··· Task data ···
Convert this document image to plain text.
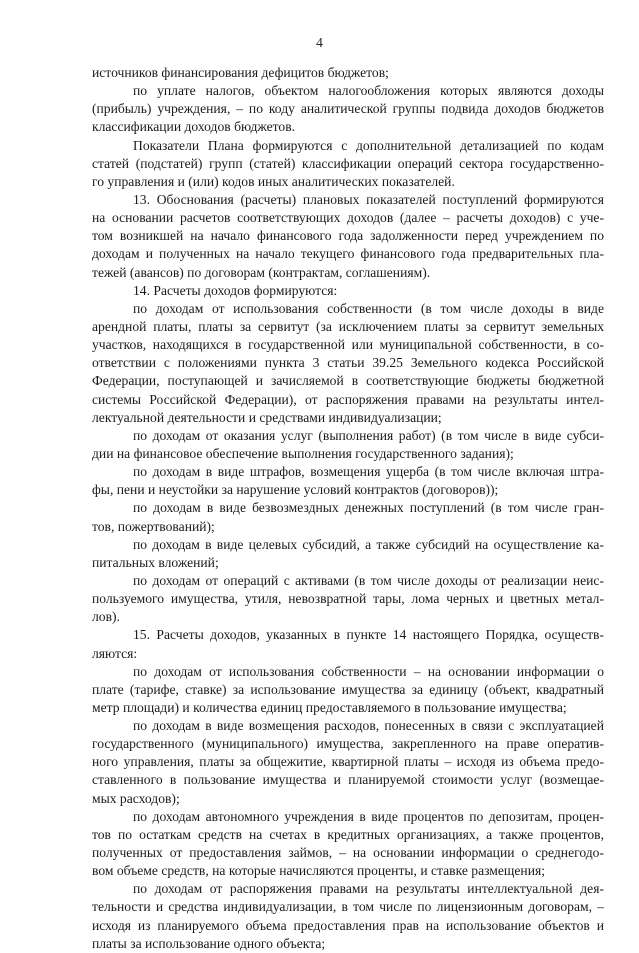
4
источников финансирования дефицитов бюджетов;
по уплате налогов, объектом налогообложения которых являются доходы
(прибыль) учреждения, – по коду аналитической группы подвида доходов бюджетов
классификации доходов бюджетов.
Показатели Плана формируются с дополнительной детализацией по кодам
статей (подстатей) групп (статей) классификации операций сектора государственно-
го управления и (или) кодов иных аналитических показателей.
13. Обоснования (расчеты) плановых показателей поступлений формируются
на основании расчетов соответствующих доходов (далее – расчеты доходов) с уче-
том возникшей на начало финансового года задолженности перед учреждением по
доходам и полученных на начало текущего финансового года предварительных пла-
тежей (авансов) по договорам (контрактам, соглашениям).
14. Расчеты доходов формируются:
по доходам от использования собственности (в том числе доходы в виде
арендной платы, платы за сервитут (за исключением платы за сервитут земельных
участков, находящихся в государственной или муниципальной собственности, в со-
ответствии с положениями пункта 3 статьи 39.25 Земельного кодекса Российской
Федерации, поступающей и зачисляемой в соответствующие бюджеты бюджетной
системы Российской Федерации), от распоряжения правами на результаты интел-
лектуальной деятельности и средствами индивидуализации;
по доходам от оказания услуг (выполнения работ) (в том числе в виде субси-
дии на финансовое обеспечение выполнения государственного задания);
по доходам в виде штрафов, возмещения ущерба (в том числе включая штра-
фы, пени и неустойки за нарушение условий контрактов (договоров));
по доходам в виде безвозмездных денежных поступлений (в том числе гран-
тов, пожертвований);
по доходам в виде целевых субсидий, а также субсидий на осуществление ка-
питальных вложений;
по доходам от операций с активами (в том числе доходы от реализации неис-
пользуемого имущества, утиля, невозвратной тары, лома черных и цветных метал-
лов).
15. Расчеты доходов, указанных в пункте 14 настоящего Порядка, осуществ-
ляются:
по доходам от использования собственности – на основании информации о
плате (тарифе, ставке) за использование имущества за единицу (объект, квадратный
метр площади) и количества единиц предоставляемого в пользование имущества;
по доходам в виде возмещения расходов, понесенных в связи с эксплуатацией
государственного (муниципального) имущества, закрепленного на праве оператив-
ного управления, платы за общежитие, квартирной платы – исходя из объема предо-
ставленного в пользование имущества и планируемой стоимости услуг (возмещае-
мых расходов);
по доходам автономного учреждения в виде процентов по депозитам, процен-
тов по остаткам средств на счетах в кредитных организациях, а также процентов,
полученных от предоставления займов, – на основании информации о среднегодо-
вом объеме средств, на которые начисляются проценты, и ставке размещения;
по доходам от распоряжения правами на результаты интеллектуальной дея-
тельности и средства индивидуализации, в том числе по лицензионным договорам, –
исходя из планируемого объема предоставления прав на использование объектов и
платы за использование одного объекта;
···
Output every entry word for word, but omit the pictures.

*Task result*.
Convert this document image to plain text.
4
источников финансирования дефицитов бюджетов;
по уплате налогов, объектом налогообложения которых являются доходы
(прибыль) учреждения, – по коду аналитической группы подвида доходов бюджетов
классификации доходов бюджетов.
Показатели Плана формируются с дополнительной детализацией по кодам
статей (подстатей) групп (статей) классификации операций сектора государственно-
го управления и (или) кодов иных аналитических показателей.
13. Обоснования (расчеты) плановых показателей поступлений формируются
на основании расчетов соответствующих доходов (далее – расчеты доходов) с уче-
том возникшей на начало финансового года задолженности перед учреждением по
доходам и полученных на начало текущего финансового года предварительных пла-
тежей (авансов) по договорам (контрактам, соглашениям).
14. Расчеты доходов формируются:
по доходам от использования собственности (в том числе доходы в виде
арендной платы, платы за сервитут (за исключением платы за сервитут земельных
участков, находящихся в государственной или муниципальной собственности, в со-
ответствии с положениями пункта 3 статьи 39.25 Земельного кодекса Российской
Федерации, поступающей и зачисляемой в соответствующие бюджеты бюджетной
системы Российской Федерации), от распоряжения правами на результаты интел-
лектуальной деятельности и средствами индивидуализации;
по доходам от оказания услуг (выполнения работ) (в том числе в виде субси-
дии на финансовое обеспечение выполнения государственного задания);
по доходам в виде штрафов, возмещения ущерба (в том числе включая штра-
фы, пени и неустойки за нарушение условий контрактов (договоров));
по доходам в виде безвозмездных денежных поступлений (в том числе гран-
тов, пожертвований);
по доходам в виде целевых субсидий, а также субсидий на осуществление ка-
питальных вложений;
по доходам от операций с активами (в том числе доходы от реализации неис-
пользуемого имущества, утиля, невозвратной тары, лома черных и цветных метал-
лов).
15. Расчеты доходов, указанных в пункте 14 настоящего Порядка, осуществ-
ляются:
по доходам от использования собственности – на основании информации о
плате (тарифе, ставке) за использование имущества за единицу (объект, квадратный
метр площади) и количества единиц предоставляемого в пользование имущества;
по доходам в виде возмещения расходов, понесенных в связи с эксплуатацией
государственного (муниципального) имущества, закрепленного на праве оператив-
ного управления, платы за общежитие, квартирной платы – исходя из объема предо-
ставленного в пользование имущества и планируемой стоимости услуг (возмещае-
мых расходов);
по доходам автономного учреждения в виде процентов по депозитам, процен-
тов по остаткам средств на счетах в кредитных организациях, а также процентов,
полученных от предоставления займов, – на основании информации о среднегодо-
вом объеме средств, на которые начисляются проценты, и ставке размещения;
по доходам от распоряжения правами на результаты интеллектуальной дея-
тельности и средства индивидуализации, в том числе по лицензионным договорам, –
исходя из планируемого объема предоставления прав на использование объектов и
платы за использование одного объекта;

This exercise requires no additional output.